------ Information shown ------

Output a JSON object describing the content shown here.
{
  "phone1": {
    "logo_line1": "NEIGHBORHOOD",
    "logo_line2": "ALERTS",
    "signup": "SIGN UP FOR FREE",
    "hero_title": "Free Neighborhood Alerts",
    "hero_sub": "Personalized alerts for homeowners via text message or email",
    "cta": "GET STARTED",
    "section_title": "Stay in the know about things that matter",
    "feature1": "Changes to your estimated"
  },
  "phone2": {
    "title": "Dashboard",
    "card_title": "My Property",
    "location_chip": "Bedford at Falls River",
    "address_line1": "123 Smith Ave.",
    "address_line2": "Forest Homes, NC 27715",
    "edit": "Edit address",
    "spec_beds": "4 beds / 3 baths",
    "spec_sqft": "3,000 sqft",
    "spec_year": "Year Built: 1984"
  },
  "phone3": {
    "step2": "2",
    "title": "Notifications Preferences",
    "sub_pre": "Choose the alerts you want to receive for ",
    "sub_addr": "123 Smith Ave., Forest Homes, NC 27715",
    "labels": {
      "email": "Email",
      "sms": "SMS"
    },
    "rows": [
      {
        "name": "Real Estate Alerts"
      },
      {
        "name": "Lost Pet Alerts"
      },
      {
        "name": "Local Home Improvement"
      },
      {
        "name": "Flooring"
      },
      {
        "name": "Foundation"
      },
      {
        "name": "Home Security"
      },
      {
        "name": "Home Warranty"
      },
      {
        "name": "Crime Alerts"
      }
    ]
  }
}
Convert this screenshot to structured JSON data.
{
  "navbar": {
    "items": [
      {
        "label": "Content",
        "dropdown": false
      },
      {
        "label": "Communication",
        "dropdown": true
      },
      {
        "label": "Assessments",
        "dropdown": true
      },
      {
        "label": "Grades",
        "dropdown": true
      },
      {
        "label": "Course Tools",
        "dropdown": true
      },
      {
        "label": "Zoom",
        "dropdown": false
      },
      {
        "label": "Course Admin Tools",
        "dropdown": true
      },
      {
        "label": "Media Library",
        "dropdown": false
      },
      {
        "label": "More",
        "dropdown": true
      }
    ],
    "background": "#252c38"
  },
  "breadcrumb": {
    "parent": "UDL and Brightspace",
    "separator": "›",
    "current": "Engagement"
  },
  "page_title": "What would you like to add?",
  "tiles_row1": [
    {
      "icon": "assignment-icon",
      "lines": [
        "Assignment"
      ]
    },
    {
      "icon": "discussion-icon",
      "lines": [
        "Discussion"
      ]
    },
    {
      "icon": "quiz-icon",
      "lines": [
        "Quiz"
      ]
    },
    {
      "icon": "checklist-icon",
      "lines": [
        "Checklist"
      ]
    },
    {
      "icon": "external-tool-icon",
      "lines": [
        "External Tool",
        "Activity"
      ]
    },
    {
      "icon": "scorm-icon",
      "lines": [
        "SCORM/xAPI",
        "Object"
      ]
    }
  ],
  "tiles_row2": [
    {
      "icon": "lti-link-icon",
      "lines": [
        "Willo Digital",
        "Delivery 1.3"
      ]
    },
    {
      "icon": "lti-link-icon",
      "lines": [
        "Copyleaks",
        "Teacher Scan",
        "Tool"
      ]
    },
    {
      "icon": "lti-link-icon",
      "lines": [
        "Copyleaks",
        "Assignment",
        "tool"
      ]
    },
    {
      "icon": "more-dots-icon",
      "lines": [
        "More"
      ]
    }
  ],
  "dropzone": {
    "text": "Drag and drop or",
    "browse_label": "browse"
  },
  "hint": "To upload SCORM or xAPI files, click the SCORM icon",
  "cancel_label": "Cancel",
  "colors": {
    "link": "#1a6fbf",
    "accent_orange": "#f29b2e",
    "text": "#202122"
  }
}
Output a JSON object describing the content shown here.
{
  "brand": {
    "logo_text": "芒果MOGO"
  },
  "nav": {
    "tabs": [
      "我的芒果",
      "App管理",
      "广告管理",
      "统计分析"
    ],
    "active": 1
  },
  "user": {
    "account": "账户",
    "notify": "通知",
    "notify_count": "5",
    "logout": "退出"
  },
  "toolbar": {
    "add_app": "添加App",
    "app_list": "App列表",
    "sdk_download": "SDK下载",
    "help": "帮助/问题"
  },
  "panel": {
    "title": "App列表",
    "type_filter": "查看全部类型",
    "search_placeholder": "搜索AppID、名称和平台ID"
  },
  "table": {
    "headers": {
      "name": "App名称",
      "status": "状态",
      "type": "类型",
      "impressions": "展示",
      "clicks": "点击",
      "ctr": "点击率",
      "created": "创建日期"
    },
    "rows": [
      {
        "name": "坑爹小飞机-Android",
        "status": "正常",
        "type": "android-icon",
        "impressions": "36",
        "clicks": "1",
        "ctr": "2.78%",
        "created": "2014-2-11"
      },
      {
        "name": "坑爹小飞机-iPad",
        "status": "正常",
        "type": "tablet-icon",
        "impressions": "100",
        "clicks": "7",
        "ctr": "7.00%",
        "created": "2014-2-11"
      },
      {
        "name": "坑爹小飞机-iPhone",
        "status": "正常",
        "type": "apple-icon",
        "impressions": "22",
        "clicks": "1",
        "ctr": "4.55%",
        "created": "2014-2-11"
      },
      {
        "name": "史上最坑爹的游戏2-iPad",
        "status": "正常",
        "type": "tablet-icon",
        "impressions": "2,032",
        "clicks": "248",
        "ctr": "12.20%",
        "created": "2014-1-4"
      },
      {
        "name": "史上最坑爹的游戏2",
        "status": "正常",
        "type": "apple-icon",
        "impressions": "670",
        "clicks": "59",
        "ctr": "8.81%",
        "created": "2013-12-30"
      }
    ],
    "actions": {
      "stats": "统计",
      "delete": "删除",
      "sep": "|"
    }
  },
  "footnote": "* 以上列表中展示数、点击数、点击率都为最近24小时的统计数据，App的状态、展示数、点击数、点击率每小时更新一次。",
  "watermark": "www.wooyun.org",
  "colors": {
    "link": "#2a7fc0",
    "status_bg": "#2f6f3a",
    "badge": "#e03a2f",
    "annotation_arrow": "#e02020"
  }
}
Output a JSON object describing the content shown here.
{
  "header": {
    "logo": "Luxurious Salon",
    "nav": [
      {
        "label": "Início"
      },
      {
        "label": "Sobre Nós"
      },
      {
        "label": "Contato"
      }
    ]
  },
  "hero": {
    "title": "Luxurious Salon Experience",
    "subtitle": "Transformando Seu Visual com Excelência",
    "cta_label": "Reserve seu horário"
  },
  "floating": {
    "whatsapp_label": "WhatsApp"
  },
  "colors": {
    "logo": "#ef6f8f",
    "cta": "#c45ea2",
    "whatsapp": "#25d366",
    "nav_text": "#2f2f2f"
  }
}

------

▸ **Problem requirements**: Repeat every entry exactly as written above.

▸ **Written reply**:
Output a JSON object describing the content shown here.
{
  "phone1": {
    "logo_line1": "NEIGHBORHOOD",
    "logo_line2": "ALERTS",
    "signup": "SIGN UP FOR FREE",
    "hero_title": "Free Neighborhood Alerts",
    "hero_sub": "Personalized alerts for homeowners via text message or email",
    "cta": "GET STARTED",
    "section_title": "Stay in the know about things that matter",
    "feature1": "Changes to your estimated"
  },
  "phone2": {
    "title": "Dashboard",
    "card_title": "My Property",
    "location_chip": "Bedford at Falls River",
    "address_line1": "123 Smith Ave.",
    "address_line2": "Forest Homes, NC 27715",
    "edit": "Edit address",
    "spec_beds": "4 beds / 3 baths",
    "spec_sqft": "3,000 sqft",
    "spec_year": "Year Built: 1984"
  },
  "phone3": {
    "step2": "2",
    "title": "Notifications Preferences",
    "sub_pre": "Choose the alerts you want to receive for ",
    "sub_addr": "123 Smith Ave., Forest Homes, NC 27715",
    "labels": {
      "email": "Email",
      "sms": "SMS"
    },
    "rows": [
      {
        "name": "Real Estate Alerts"
      },
      {
        "name": "Lost Pet Alerts"
      },
      {
        "name": "Local Home Improvement"
      },
      {
        "name": "Flooring"
      },
      {
        "name": "Foundation"
      },
      {
        "name": "Home Security"
      },
      {
        "name": "Home Warranty"
      },
      {
        "name": "Crime Alerts"
      }
    ]
  }
}
Convert this screenshot to structured JSON data.
{
  "navbar": {
    "items": [
      {
        "label": "Content",
        "dropdown": false
      },
      {
        "label": "Communication",
        "dropdown": true
      },
      {
        "label": "Assessments",
        "dropdown": true
      },
      {
        "label": "Grades",
        "dropdown": true
      },
      {
        "label": "Course Tools",
        "dropdown": true
      },
      {
        "label": "Zoom",
        "dropdown": false
      },
      {
        "label": "Course Admin Tools",
        "dropdown": true
      },
      {
        "label": "Media Library",
        "dropdown": false
      },
      {
        "label": "More",
        "dropdown": true
      }
    ],
    "background": "#252c38"
  },
  "breadcrumb": {
    "parent": "UDL and Brightspace",
    "separator": "›",
    "current": "Engagement"
  },
  "page_title": "What would you like to add?",
  "tiles_row1": [
    {
      "icon": "assignment-icon",
      "lines": [
        "Assignment"
      ]
    },
    {
      "icon": "discussion-icon",
      "lines": [
        "Discussion"
      ]
    },
    {
      "icon": "quiz-icon",
      "lines": [
        "Quiz"
      ]
    },
    {
      "icon": "checklist-icon",
      "lines": [
        "Checklist"
      ]
    },
    {
      "icon": "external-tool-icon",
      "lines": [
        "External Tool",
        "Activity"
      ]
    },
    {
      "icon": "scorm-icon",
      "lines": [
        "SCORM/xAPI",
        "Object"
      ]
    }
  ],
  "tiles_row2": [
    {
      "icon": "lti-link-icon",
      "lines": [
        "Willo Digital",
        "Delivery 1.3"
      ]
    },
    {
      "icon": "lti-link-icon",
      "lines": [
        "Copyleaks",
        "Teacher Scan",
        "Tool"
      ]
    },
    {
      "icon": "lti-link-icon",
      "lines": [
        "Copyleaks",
        "Assignment",
        "tool"
      ]
    },
    {
      "icon": "more-dots-icon",
      "lines": [
        "More"
      ]
    }
  ],
  "dropzone": {
    "text": "Drag and drop or",
    "browse_label": "browse"
  },
  "hint": "To upload SCORM or xAPI files, click the SCORM icon",
  "cancel_label": "Cancel",
  "colors": {
    "link": "#1a6fbf",
    "accent_orange": "#f29b2e",
    "text": "#202122"
  }
}
Output a JSON object describing the content shown here.
{
  "brand": {
    "logo_text": "芒果MOGO"
  },
  "nav": {
    "tabs": [
      "我的芒果",
      "App管理",
      "广告管理",
      "统计分析"
    ],
    "active": 1
  },
  "user": {
    "account": "账户",
    "notify": "通知",
    "notify_count": "5",
    "logout": "退出"
  },
  "toolbar": {
    "add_app": "添加App",
    "app_list": "App列表",
    "sdk_download": "SDK下载",
    "help": "帮助/问题"
  },
  "panel": {
    "title": "App列表",
    "type_filter": "查看全部类型",
    "search_placeholder": "搜索AppID、名称和平台ID"
  },
  "table": {
    "headers": {
      "name": "App名称",
      "status": "状态",
      "type": "类型",
      "impressions": "展示",
      "clicks": "点击",
      "ctr": "点击率",
      "created": "创建日期"
    },
    "rows": [
      {
        "name": "坑爹小飞机-Android",
        "status": "正常",
        "type": "android-icon",
        "impressions": "36",
        "clicks": "1",
        "ctr": "2.78%",
        "created": "2014-2-11"
      },
      {
        "name": "坑爹小飞机-iPad",
        "status": "正常",
        "type": "tablet-icon",
        "impressions": "100",
        "clicks": "7",
        "ctr": "7.00%",
        "created": "2014-2-11"
      },
      {
        "name": "坑爹小飞机-iPhone",
        "status": "正常",
        "type": "apple-icon",
        "impressions": "22",
        "clicks": "1",
        "ctr": "4.55%",
        "created": "2014-2-11"
      },
      {
        "name": "史上最坑爹的游戏2-iPad",
        "status": "正常",
        "type": "tablet-icon",
        "impressions": "2,032",
        "clicks": "248",
        "ctr": "12.20%",
        "created": "2014-1-4"
      },
      {
        "name": "史上最坑爹的游戏2",
        "status": "正常",
        "type": "apple-icon",
        "impressions": "670",
        "clicks": "59",
        "ctr": "8.81%",
        "created": "2013-12-30"
      }
    ],
    "actions": {
      "stats": "统计",
      "delete": "删除",
      "sep": "|"
    }
  },
  "footnote": "* 以上列表中展示数、点击数、点击率都为最近24小时的统计数据，App的状态、展示数、点击数、点击率每小时更新一次。",
  "watermark": "www.wooyun.org",
  "colors": {
    "link": "#2a7fc0",
    "status_bg": "#2f6f3a",
    "badge": "#e03a2f",
    "annotation_arrow": "#e02020"
  }
}
Output a JSON object describing the content shown here.
{
  "header": {
    "logo": "Luxurious Salon",
    "nav": [
      {
        "label": "Início"
      },
      {
        "label": "Sobre Nós"
      },
      {
        "label": "Contato"
      }
    ]
  },
  "hero": {
    "title": "Luxurious Salon Experience",
    "subtitle": "Transformando Seu Visual com Excelência",
    "cta_label": "Reserve seu horário"
  },
  "floating": {
    "whatsapp_label": "WhatsApp"
  },
  "colors": {
    "logo": "#ef6f8f",
    "cta": "#c45ea2",
    "whatsapp": "#25d366",
    "nav_text": "#2f2f2f"
  }
}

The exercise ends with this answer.